-- Start WORKING DATA --
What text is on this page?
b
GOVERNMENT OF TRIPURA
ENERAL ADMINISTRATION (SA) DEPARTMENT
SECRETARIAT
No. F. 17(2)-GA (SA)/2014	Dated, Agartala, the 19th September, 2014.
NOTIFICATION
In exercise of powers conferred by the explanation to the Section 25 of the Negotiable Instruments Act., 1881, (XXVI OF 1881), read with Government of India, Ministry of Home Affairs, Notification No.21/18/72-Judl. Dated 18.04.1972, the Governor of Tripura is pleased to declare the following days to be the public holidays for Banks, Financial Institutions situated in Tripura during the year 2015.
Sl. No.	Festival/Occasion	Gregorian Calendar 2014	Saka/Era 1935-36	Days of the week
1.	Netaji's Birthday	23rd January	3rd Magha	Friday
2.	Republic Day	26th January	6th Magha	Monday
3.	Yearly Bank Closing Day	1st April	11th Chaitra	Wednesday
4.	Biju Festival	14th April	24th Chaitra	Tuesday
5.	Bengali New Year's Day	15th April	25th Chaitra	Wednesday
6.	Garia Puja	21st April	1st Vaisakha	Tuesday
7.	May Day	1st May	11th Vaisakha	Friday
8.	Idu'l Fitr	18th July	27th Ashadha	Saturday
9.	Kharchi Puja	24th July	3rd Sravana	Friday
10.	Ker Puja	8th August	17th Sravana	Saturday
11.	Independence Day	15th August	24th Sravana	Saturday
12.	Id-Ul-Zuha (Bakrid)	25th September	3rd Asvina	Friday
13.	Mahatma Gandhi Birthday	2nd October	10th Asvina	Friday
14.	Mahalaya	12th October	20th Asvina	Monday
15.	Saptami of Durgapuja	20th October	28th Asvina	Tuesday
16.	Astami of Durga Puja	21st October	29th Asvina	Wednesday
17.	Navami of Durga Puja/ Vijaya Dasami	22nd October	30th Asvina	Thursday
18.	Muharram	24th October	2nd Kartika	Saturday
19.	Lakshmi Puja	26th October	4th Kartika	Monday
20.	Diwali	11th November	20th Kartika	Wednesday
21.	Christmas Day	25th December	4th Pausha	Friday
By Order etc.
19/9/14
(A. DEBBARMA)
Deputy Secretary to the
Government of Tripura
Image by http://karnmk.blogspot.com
-- End WORKING DATA --
• WHAT YOU NEED TO DO:
Extract all the material, leaving every line as it is.

• RESPONSE TO THE TASK:
What text is on this page?
b
GOVERNMENT OF TRIPURA
ENERAL ADMINISTRATION (SA) DEPARTMENT
SECRETARIAT
No. F. 17(2)-GA (SA)/2014	Dated, Agartala, the 19th September, 2014.
NOTIFICATION
In exercise of powers conferred by the explanation to the Section 25 of the Negotiable Instruments Act., 1881, (XXVI OF 1881), read with Government of India, Ministry of Home Affairs, Notification No.21/18/72-Judl. Dated 18.04.1972, the Governor of Tripura is pleased to declare the following days to be the public holidays for Banks, Financial Institutions situated in Tripura during the year 2015.
Sl. No.	Festival/Occasion	Gregorian Calendar 2014	Saka/Era 1935-36	Days of the week
1.	Netaji's Birthday	23rd January	3rd Magha	Friday
2.	Republic Day	26th January	6th Magha	Monday
3.	Yearly Bank Closing Day	1st April	11th Chaitra	Wednesday
4.	Biju Festival	14th April	24th Chaitra	Tuesday
5.	Bengali New Year's Day	15th April	25th Chaitra	Wednesday
6.	Garia Puja	21st April	1st Vaisakha	Tuesday
7.	May Day	1st May	11th Vaisakha	Friday
8.	Idu'l Fitr	18th July	27th Ashadha	Saturday
9.	Kharchi Puja	24th July	3rd Sravana	Friday
10.	Ker Puja	8th August	17th Sravana	Saturday
11.	Independence Day	15th August	24th Sravana	Saturday
12.	Id-Ul-Zuha (Bakrid)	25th September	3rd Asvina	Friday
13.	Mahatma Gandhi Birthday	2nd October	10th Asvina	Friday
14.	Mahalaya	12th October	20th Asvina	Monday
15.	Saptami of Durgapuja	20th October	28th Asvina	Tuesday
16.	Astami of Durga Puja	21st October	29th Asvina	Wednesday
17.	Navami of Durga Puja/ Vijaya Dasami	22nd October	30th Asvina	Thursday
18.	Muharram	24th October	2nd Kartika	Saturday
19.	Lakshmi Puja	26th October	4th Kartika	Monday
20.	Diwali	11th November	20th Kartika	Wednesday
21.	Christmas Day	25th December	4th Pausha	Friday
By Order etc.
19/9/14
(A. DEBBARMA)
Deputy Secretary to the
Government of Tripura
Image by http://karnmk.blogspot.com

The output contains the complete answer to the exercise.